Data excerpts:
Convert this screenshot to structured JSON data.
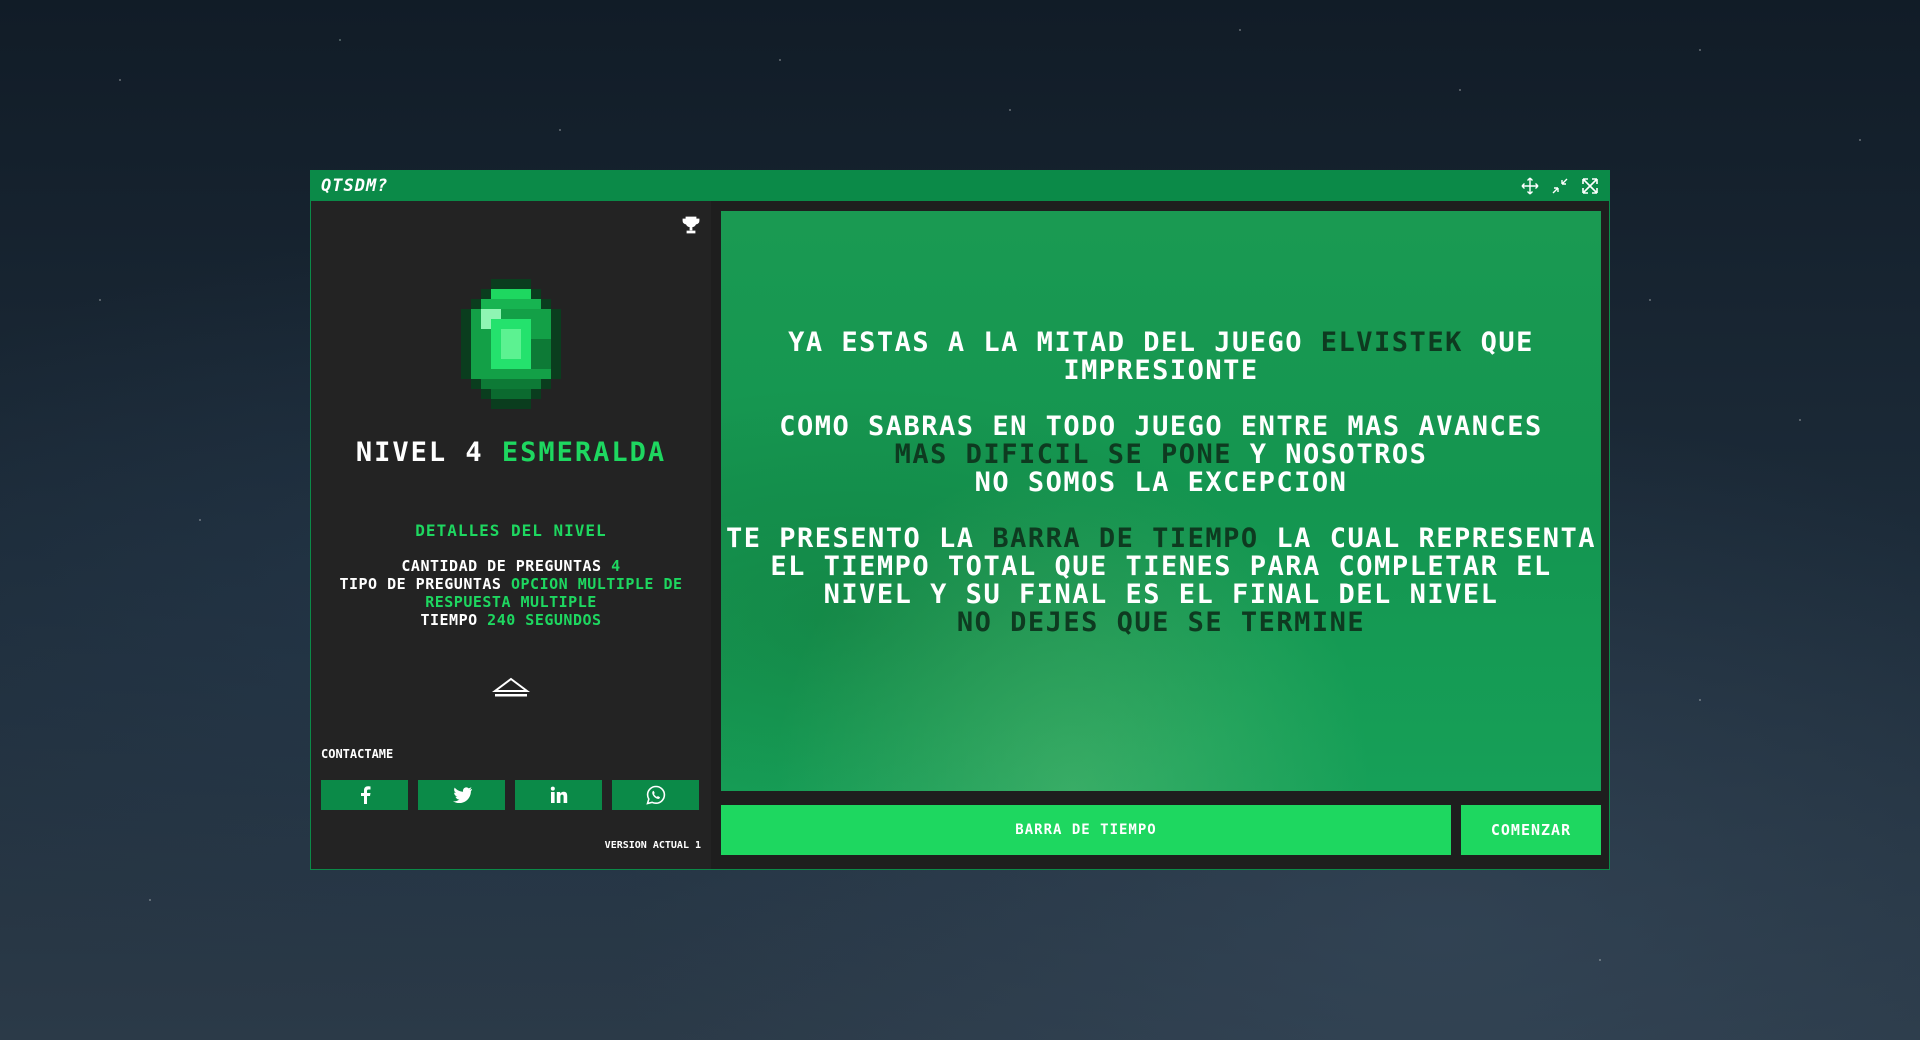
{
  "app": {
    "title": "QTSDM?"
  },
  "window_controls": [
    {
      "name": "move",
      "icon": "move-icon"
    },
    {
      "name": "minimize",
      "icon": "compress-icon"
    },
    {
      "name": "maximize",
      "icon": "expand-icon"
    }
  ],
  "sidebar": {
    "level_prefix": "NIVEL 4",
    "level_name": "ESMERALDA",
    "details_heading": "DETALLES DEL NIVEL",
    "details": {
      "questions_label": "CANTIDAD DE PREGUNTAS",
      "questions_value": "4",
      "type_label": "TIPO DE PREGUNTAS",
      "type_value": "OPCION MULTIPLE DE RESPUESTA MULTIPLE",
      "time_label": "TIEMPO",
      "time_value": "240 SEGUNDOS"
    },
    "contact_label": "CONTACTAME",
    "socials": [
      {
        "name": "facebook",
        "icon": "facebook-icon"
      },
      {
        "name": "twitter",
        "icon": "twitter-icon"
      },
      {
        "name": "linkedin",
        "icon": "linkedin-icon"
      },
      {
        "name": "whatsapp",
        "icon": "whatsapp-icon"
      }
    ],
    "version": "VERSION ACTUAL 1"
  },
  "main": {
    "line1_a": "YA ESTAS A LA MITAD DEL JUEGO",
    "line1_name": "ELVISTEK",
    "line1_b": "QUE IMPRESIONTE",
    "line2_a": "COMO SABRAS EN TODO JUEGO ENTRE MAS AVANCES",
    "line2_highlight": "MAS DIFICIL SE PONE",
    "line2_b": "Y NOSOTROS",
    "line2_c": "NO SOMOS LA EXCEPCION",
    "line3_a": "TE PRESENTO LA",
    "line3_highlight": "BARRA DE TIEMPO",
    "line3_b": "LA CUAL REPRESENTA EL TIEMPO TOTAL QUE TIENES PARA COMPLETAR EL NIVEL Y SU FINAL ES EL FINAL DEL NIVEL",
    "line3_c": "NO DEJES QUE SE TERMINE"
  },
  "time_bar": {
    "label": "BARRA DE TIEMPO"
  },
  "start_button": {
    "label": "COMENZAR"
  },
  "colors": {
    "accent": "#1ed760",
    "window_green": "#0b8a48",
    "panel_green": "#149550",
    "dark_text": "#0e3a20",
    "sidebar_bg": "#232323"
  }
}
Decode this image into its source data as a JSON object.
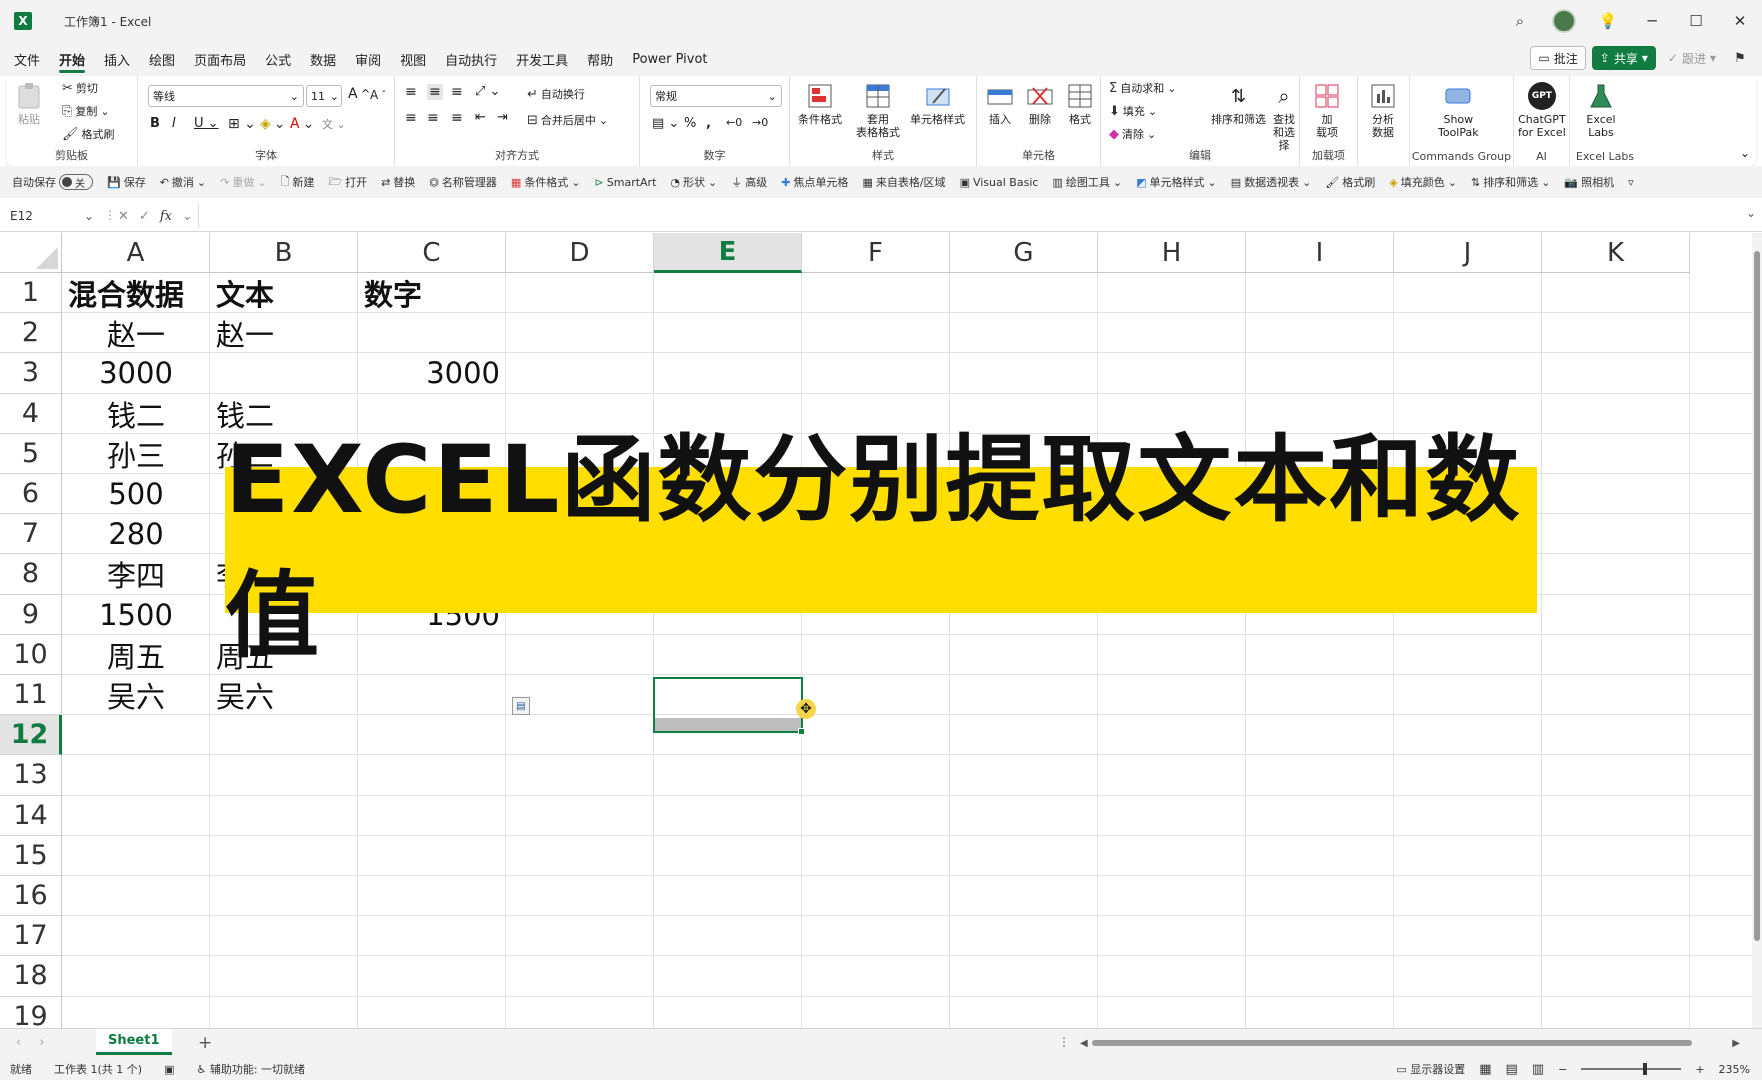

Job:
The listing above needs to be output again exactly. Don't include the pictures.

Correct output:
Convert this screenshot to structured JSON data.
{
  "app": {
    "title": "QTSDM?"
  },
  "window_controls": [
    {
      "name": "move",
      "icon": "move-icon"
    },
    {
      "name": "minimize",
      "icon": "compress-icon"
    },
    {
      "name": "maximize",
      "icon": "expand-icon"
    }
  ],
  "sidebar": {
    "level_prefix": "NIVEL 4",
    "level_name": "ESMERALDA",
    "details_heading": "DETALLES DEL NIVEL",
    "details": {
      "questions_label": "CANTIDAD DE PREGUNTAS",
      "questions_value": "4",
      "type_label": "TIPO DE PREGUNTAS",
      "type_value": "OPCION MULTIPLE DE RESPUESTA MULTIPLE",
      "time_label": "TIEMPO",
      "time_value": "240 SEGUNDOS"
    },
    "contact_label": "CONTACTAME",
    "socials": [
      {
        "name": "facebook",
        "icon": "facebook-icon"
      },
      {
        "name": "twitter",
        "icon": "twitter-icon"
      },
      {
        "name": "linkedin",
        "icon": "linkedin-icon"
      },
      {
        "name": "whatsapp",
        "icon": "whatsapp-icon"
      }
    ],
    "version": "VERSION ACTUAL 1"
  },
  "main": {
    "line1_a": "YA ESTAS A LA MITAD DEL JUEGO",
    "line1_name": "ELVISTEK",
    "line1_b": "QUE IMPRESIONTE",
    "line2_a": "COMO SABRAS EN TODO JUEGO ENTRE MAS AVANCES",
    "line2_highlight": "MAS DIFICIL SE PONE",
    "line2_b": "Y NOSOTROS",
    "line2_c": "NO SOMOS LA EXCEPCION",
    "line3_a": "TE PRESENTO LA",
    "line3_highlight": "BARRA DE TIEMPO",
    "line3_b": "LA CUAL REPRESENTA EL TIEMPO TOTAL QUE TIENES PARA COMPLETAR EL NIVEL Y SU FINAL ES EL FINAL DEL NIVEL",
    "line3_c": "NO DEJES QUE SE TERMINE"
  },
  "time_bar": {
    "label": "BARRA DE TIEMPO"
  },
  "start_button": {
    "label": "COMENZAR"
  },
  "colors": {
    "accent": "#1ed760",
    "window_green": "#0b8a48",
    "panel_green": "#149550",
    "dark_text": "#0e3a20",
    "sidebar_bg": "#232323"
  }
}
Decode this image into its source data as a JSON object.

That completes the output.